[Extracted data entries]
○ ○ ○ ○
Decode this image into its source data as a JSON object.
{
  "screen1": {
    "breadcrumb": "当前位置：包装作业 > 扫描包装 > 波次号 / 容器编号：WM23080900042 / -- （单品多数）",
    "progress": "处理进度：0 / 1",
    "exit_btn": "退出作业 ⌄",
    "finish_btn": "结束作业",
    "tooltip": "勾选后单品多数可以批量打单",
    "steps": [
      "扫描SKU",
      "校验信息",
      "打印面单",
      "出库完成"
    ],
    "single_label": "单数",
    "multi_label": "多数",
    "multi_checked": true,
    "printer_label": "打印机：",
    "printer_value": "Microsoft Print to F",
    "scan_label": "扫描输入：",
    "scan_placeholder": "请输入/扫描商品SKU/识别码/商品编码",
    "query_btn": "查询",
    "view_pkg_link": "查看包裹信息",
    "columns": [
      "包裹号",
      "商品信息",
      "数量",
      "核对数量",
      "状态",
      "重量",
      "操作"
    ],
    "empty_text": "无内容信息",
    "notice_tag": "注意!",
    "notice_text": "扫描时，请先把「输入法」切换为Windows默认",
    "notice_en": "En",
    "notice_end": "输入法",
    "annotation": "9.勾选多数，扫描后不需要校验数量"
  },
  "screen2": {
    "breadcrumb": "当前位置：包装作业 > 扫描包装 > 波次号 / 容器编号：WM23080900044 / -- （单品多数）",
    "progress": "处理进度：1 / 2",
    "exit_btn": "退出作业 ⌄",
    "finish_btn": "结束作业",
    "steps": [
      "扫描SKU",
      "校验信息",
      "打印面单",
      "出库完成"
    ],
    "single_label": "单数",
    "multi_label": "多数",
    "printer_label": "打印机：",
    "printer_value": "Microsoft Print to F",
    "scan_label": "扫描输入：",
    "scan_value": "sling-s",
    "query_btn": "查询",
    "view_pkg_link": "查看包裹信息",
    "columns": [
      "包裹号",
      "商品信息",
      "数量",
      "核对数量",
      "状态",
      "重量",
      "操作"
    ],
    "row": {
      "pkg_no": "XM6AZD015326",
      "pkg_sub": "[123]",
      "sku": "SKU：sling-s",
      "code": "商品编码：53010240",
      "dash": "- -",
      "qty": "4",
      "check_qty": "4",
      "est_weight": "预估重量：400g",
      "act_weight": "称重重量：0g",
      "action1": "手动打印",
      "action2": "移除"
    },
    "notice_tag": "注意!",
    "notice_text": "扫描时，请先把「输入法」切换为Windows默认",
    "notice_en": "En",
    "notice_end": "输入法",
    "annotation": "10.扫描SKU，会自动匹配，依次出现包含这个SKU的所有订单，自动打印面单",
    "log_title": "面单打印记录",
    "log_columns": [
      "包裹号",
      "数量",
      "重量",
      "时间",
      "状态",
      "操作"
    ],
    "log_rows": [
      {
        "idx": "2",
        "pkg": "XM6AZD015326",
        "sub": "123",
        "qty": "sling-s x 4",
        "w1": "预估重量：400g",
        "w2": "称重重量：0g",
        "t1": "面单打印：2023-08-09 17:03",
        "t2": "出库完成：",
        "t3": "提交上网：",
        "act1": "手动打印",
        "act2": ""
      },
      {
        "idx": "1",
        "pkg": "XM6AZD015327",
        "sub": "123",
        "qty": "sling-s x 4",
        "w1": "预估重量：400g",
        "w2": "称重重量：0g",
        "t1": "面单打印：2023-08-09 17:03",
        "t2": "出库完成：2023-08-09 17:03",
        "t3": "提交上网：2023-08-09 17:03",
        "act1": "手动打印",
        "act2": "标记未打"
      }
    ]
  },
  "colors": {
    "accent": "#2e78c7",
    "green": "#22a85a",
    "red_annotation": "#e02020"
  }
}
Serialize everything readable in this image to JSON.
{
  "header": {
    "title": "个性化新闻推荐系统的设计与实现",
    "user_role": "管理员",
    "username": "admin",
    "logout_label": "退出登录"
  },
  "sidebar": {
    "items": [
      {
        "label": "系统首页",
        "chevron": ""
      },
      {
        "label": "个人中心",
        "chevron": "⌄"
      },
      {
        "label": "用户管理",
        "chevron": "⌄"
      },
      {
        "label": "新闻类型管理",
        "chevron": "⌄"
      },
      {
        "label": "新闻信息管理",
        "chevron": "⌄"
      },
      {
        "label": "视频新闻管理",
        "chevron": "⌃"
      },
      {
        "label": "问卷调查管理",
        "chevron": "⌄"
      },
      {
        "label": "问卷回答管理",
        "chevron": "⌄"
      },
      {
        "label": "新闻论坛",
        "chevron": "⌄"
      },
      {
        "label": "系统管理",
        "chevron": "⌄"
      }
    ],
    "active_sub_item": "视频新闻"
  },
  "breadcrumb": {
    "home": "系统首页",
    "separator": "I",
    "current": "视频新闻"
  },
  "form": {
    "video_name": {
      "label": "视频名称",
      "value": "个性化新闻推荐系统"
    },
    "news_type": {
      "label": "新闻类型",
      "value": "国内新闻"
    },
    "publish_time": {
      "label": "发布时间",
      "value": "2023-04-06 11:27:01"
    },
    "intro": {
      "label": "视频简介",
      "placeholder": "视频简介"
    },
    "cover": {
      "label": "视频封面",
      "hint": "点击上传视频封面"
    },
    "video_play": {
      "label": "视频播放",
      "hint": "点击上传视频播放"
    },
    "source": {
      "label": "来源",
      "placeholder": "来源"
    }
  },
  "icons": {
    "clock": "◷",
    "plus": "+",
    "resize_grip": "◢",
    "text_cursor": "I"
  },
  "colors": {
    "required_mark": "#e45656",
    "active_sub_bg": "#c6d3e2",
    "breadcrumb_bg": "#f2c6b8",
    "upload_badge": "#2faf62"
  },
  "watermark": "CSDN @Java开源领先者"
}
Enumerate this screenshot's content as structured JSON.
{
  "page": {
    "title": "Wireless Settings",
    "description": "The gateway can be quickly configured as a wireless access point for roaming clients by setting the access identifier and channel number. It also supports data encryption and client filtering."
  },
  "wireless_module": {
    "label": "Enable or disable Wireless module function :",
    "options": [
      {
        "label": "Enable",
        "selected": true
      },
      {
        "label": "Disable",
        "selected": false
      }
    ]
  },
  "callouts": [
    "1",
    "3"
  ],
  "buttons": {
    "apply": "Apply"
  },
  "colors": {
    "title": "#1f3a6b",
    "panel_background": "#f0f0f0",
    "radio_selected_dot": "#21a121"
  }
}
○ ○ ○ ○
### YOUR GOAL
Copy, from the material, each line that holds the string "商品编码".

### WRITTEN SOLUTION
    "scan_placeholder": "请输入/扫描商品SKU/识别码/商品编码",
      "code": "商品编码：53010240",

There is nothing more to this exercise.